*What you are asked to do*. Please give every line of the records below as a Markdown table with two columns, "No." for the row number and "Line" for the line itself, leaving out any blank lines.

# # #

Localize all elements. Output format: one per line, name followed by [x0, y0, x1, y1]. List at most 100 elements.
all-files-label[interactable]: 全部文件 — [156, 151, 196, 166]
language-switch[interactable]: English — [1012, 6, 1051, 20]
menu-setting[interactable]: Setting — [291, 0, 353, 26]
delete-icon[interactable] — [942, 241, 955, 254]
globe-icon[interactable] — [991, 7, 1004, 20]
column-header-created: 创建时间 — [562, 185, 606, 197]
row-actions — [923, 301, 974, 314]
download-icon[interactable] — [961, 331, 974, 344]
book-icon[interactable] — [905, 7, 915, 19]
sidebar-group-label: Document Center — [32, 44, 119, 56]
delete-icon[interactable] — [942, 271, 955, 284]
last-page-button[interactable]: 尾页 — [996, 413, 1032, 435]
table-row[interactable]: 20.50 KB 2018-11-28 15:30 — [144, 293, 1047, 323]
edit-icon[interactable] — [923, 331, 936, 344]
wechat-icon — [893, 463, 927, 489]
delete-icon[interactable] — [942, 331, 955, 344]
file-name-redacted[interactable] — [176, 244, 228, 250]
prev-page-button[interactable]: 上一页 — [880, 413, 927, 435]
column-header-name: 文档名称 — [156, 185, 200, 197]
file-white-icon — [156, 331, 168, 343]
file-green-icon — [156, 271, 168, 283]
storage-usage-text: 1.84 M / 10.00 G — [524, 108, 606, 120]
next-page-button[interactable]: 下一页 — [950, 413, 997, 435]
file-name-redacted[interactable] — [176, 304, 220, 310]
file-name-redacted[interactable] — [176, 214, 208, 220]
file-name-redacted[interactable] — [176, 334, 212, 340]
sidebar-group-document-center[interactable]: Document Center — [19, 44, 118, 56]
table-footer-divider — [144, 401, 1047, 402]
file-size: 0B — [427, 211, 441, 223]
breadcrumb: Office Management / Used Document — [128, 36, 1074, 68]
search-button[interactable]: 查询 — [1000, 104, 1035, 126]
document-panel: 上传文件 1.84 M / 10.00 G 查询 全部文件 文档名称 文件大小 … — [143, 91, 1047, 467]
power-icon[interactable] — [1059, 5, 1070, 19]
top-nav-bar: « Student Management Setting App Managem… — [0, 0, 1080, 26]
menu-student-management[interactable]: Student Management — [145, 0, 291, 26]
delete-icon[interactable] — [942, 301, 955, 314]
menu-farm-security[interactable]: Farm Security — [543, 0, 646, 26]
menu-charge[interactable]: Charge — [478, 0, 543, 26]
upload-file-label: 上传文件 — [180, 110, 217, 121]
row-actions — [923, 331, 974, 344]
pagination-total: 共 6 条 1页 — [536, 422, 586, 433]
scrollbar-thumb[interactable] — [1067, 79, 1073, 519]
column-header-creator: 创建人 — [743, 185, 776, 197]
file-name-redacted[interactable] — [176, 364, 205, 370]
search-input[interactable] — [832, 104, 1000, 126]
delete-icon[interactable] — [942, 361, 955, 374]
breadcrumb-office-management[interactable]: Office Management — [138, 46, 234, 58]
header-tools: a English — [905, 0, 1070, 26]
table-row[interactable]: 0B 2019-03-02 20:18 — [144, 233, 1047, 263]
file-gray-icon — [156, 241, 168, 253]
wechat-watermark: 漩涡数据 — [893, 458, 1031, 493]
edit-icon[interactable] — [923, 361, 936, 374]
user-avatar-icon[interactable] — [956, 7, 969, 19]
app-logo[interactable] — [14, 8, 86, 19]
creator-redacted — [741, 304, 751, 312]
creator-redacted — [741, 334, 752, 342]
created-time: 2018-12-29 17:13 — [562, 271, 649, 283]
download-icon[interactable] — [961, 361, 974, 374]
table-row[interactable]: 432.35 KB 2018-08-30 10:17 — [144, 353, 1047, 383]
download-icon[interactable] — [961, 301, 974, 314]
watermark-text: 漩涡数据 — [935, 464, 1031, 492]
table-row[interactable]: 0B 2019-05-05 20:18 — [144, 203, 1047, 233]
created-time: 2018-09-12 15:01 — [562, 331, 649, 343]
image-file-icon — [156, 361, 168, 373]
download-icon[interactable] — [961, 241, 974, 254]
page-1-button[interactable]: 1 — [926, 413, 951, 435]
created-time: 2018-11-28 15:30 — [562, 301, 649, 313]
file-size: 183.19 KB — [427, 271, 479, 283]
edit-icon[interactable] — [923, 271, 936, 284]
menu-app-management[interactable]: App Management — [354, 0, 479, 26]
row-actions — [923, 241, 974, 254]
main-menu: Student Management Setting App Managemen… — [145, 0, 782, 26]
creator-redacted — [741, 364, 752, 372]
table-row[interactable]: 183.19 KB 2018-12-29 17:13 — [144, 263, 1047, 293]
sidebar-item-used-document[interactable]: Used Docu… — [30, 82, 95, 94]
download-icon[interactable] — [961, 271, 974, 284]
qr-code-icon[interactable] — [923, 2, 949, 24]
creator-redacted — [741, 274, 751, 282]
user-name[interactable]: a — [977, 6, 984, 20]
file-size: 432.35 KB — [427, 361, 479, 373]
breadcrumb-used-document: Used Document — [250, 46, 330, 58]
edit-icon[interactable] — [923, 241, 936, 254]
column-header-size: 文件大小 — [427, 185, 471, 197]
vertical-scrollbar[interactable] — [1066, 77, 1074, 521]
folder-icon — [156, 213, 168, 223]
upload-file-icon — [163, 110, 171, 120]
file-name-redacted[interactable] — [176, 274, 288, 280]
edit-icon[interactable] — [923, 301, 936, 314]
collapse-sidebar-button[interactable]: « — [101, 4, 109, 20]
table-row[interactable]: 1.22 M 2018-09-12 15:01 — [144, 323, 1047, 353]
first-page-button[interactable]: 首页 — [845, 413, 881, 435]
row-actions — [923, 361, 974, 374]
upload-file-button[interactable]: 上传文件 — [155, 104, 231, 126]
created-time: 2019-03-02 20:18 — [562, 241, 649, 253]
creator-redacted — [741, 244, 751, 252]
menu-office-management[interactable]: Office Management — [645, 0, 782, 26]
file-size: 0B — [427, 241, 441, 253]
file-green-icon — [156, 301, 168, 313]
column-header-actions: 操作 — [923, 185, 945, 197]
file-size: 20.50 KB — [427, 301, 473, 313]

# # #

*Reply*.
| No. | Line |
|---|---|
| 1 | Localize all elements. Output format: one per line, name followed by [x0, y0, x1, y1]. List at most 100 elements. |
| 2 | all-files-label[interactable]: 全部文件 — [156, 151, 196, 166] |
| 3 | language-switch[interactable]: English — [1012, 6, 1051, 20] |
| 4 | menu-setting[interactable]: Setting — [291, 0, 353, 26] |
| 5 | delete-icon[interactable] — [942, 241, 955, 254] |
| 6 | globe-icon[interactable] — [991, 7, 1004, 20] |
| 7 | column-header-created: 创建时间 — [562, 185, 606, 197] |
| 8 | row-actions — [923, 301, 974, 314] |
| 9 | download-icon[interactable] — [961, 331, 974, 344] |
| 10 | book-icon[interactable] — [905, 7, 915, 19] |
| 11 | sidebar-group-label: Document Center — [32, 44, 119, 56] |
| 12 | delete-icon[interactable] — [942, 271, 955, 284] |
| 13 | last-page-button[interactable]: 尾页 — [996, 413, 1032, 435] |
| 14 | table-row[interactable]: 20.50 KB 2018-11-28 15:30 — [144, 293, 1047, 323] |
| 15 | edit-icon[interactable] — [923, 331, 936, 344] |
| 16 | wechat-icon — [893, 463, 927, 489] |
| 17 | delete-icon[interactable] — [942, 331, 955, 344] |
| 18 | file-name-redacted[interactable] — [176, 244, 228, 250] |
| 19 | prev-page-button[interactable]: 上一页 — [880, 413, 927, 435] |
| 20 | column-header-name: 文档名称 — [156, 185, 200, 197] |
| 21 | file-white-icon — [156, 331, 168, 343] |
| 22 | file-green-icon — [156, 271, 168, 283] |
| 23 | storage-usage-text: 1.84 M / 10.00 G — [524, 108, 606, 120] |
| 24 | next-page-button[interactable]: 下一页 — [950, 413, 997, 435] |
| 25 | file-name-redacted[interactable] — [176, 304, 220, 310] |
| 26 | file-name-redacted[interactable] — [176, 214, 208, 220] |
| 27 | file-name-redacted[interactable] — [176, 334, 212, 340] |
| 28 | sidebar-group-document-center[interactable]: Document Center — [19, 44, 118, 56] |
| 29 | table-footer-divider — [144, 401, 1047, 402] |
| 30 | file-size: 0B — [427, 211, 441, 223] |
| 31 | breadcrumb: Office Management / Used Document — [128, 36, 1074, 68] |
| 32 | search-button[interactable]: 查询 — [1000, 104, 1035, 126] |
| 33 | document-panel: 上传文件 1.84 M / 10.00 G 查询 全部文件 文档名称 文件大小 … — [143, 91, 1047, 467] |
| 34 | power-icon[interactable] — [1059, 5, 1070, 19] |
| 35 | top-nav-bar: « Student Management Setting App Managem… — [0, 0, 1080, 26] |
| 36 | menu-student-management[interactable]: Student Management — [145, 0, 291, 26] |
| 37 | delete-icon[interactable] — [942, 301, 955, 314] |
| 38 | menu-farm-security[interactable]: Farm Security — [543, 0, 646, 26] |
| 39 | menu-charge[interactable]: Charge — [478, 0, 543, 26] |
| 40 | upload-file-label: 上传文件 — [180, 110, 217, 121] |
| 41 | row-actions — [923, 331, 974, 344] |
| 42 | pagination-total: 共 6 条 1页 — [536, 422, 586, 433] |
| 43 | scrollbar-thumb[interactable] — [1067, 79, 1073, 519] |
| 44 | column-header-creator: 创建人 — [743, 185, 776, 197] |
| 45 | file-name-redacted[interactable] — [176, 364, 205, 370] |
| 46 | search-input[interactable] — [832, 104, 1000, 126] |
| 47 | delete-icon[interactable] — [942, 361, 955, 374] |
| 48 | breadcrumb-office-management[interactable]: Office Management — [138, 46, 234, 58] |
| 49 | header-tools: a English — [905, 0, 1070, 26] |
| 50 | table-row[interactable]: 0B 2019-03-02 20:18 — [144, 233, 1047, 263] |
| 51 | file-gray-icon — [156, 241, 168, 253] |
| 52 | wechat-watermark: 漩涡数据 — [893, 458, 1031, 493] |
| 53 | edit-icon[interactable] — [923, 361, 936, 374] |
| 54 | user-avatar-icon[interactable] — [956, 7, 969, 19] |
| 55 | app-logo[interactable] — [14, 8, 86, 19] |
| 56 | creator-redacted — [741, 304, 751, 312] |
| 57 | creator-redacted — [741, 334, 752, 342] |
| 58 | created-time: 2018-12-29 17:13 — [562, 271, 649, 283] |
| 59 | download-icon[interactable] — [961, 361, 974, 374] |
| 60 | table-row[interactable]: 432.35 KB 2018-08-30 10:17 — [144, 353, 1047, 383] |
| 61 | download-icon[interactable] — [961, 301, 974, 314] |
| 62 | watermark-text: 漩涡数据 — [935, 464, 1031, 492] |
| 63 | table-row[interactable]: 0B 2019-05-05 20:18 — [144, 203, 1047, 233] |
| 64 | created-time: 2018-09-12 15:01 — [562, 331, 649, 343] |
| 65 | image-file-icon — [156, 361, 168, 373] |
| 66 | download-icon[interactable] — [961, 241, 974, 254] |
| 67 | page-1-button[interactable]: 1 — [926, 413, 951, 435] |
| 68 | created-time: 2018-11-28 15:30 — [562, 301, 649, 313] |
| 69 | file-size: 183.19 KB — [427, 271, 479, 283] |
| 70 | edit-icon[interactable] — [923, 271, 936, 284] |
| 71 | menu-app-management[interactable]: App Management — [354, 0, 479, 26] |
| 72 | row-actions — [923, 241, 974, 254] |
| 73 | main-menu: Student Management Setting App Managemen… — [145, 0, 782, 26] |
| 74 | creator-redacted — [741, 364, 752, 372] |
| 75 | table-row[interactable]: 183.19 KB 2018-12-29 17:13 — [144, 263, 1047, 293] |
| 76 | sidebar-item-used-document[interactable]: Used Docu… — [30, 82, 95, 94] |
| 77 | download-icon[interactable] — [961, 271, 974, 284] |
| 78 | qr-code-icon[interactable] — [923, 2, 949, 24] |
| 79 | creator-redacted — [741, 274, 751, 282] |
| 80 | user-name[interactable]: a — [977, 6, 984, 20] |
| 81 | file-size: 432.35 KB — [427, 361, 479, 373] |
| 82 | breadcrumb-used-document: Used Document — [250, 46, 330, 58] |
| 83 | edit-icon[interactable] — [923, 241, 936, 254] |
| 84 | column-header-size: 文件大小 — [427, 185, 471, 197] |
| 85 | vertical-scrollbar[interactable] — [1066, 77, 1074, 521] |
| 86 | folder-icon — [156, 213, 168, 223] |
| 87 | upload-file-icon — [163, 110, 171, 120] |
| 88 | file-name-redacted[interactable] — [176, 274, 288, 280] |
| 89 | edit-icon[interactable] — [923, 301, 936, 314] |
| 90 | collapse-sidebar-button[interactable]: « — [101, 4, 109, 20] |
| 91 | table-row[interactable]: 1.22 M 2018-09-12 15:01 — [144, 323, 1047, 353] |
| 92 | first-page-button[interactable]: 首页 — [845, 413, 881, 435] |
| 93 | row-actions — [923, 361, 974, 374] |
| 94 | upload-file-button[interactable]: 上传文件 — [155, 104, 231, 126] |
| 95 | created-time: 2019-03-02 20:18 — [562, 241, 649, 253] |
| 96 | creator-redacted — [741, 244, 751, 252] |
| 97 | menu-office-management[interactable]: Office Management — [645, 0, 782, 26] |
| 98 | file-size: 0B — [427, 241, 441, 253] |
| 99 | file-green-icon — [156, 301, 168, 313] |
| 100 | column-header-actions: 操作 — [923, 185, 945, 197] |
| 101 | file-size: 20.50 KB — [427, 301, 473, 313] |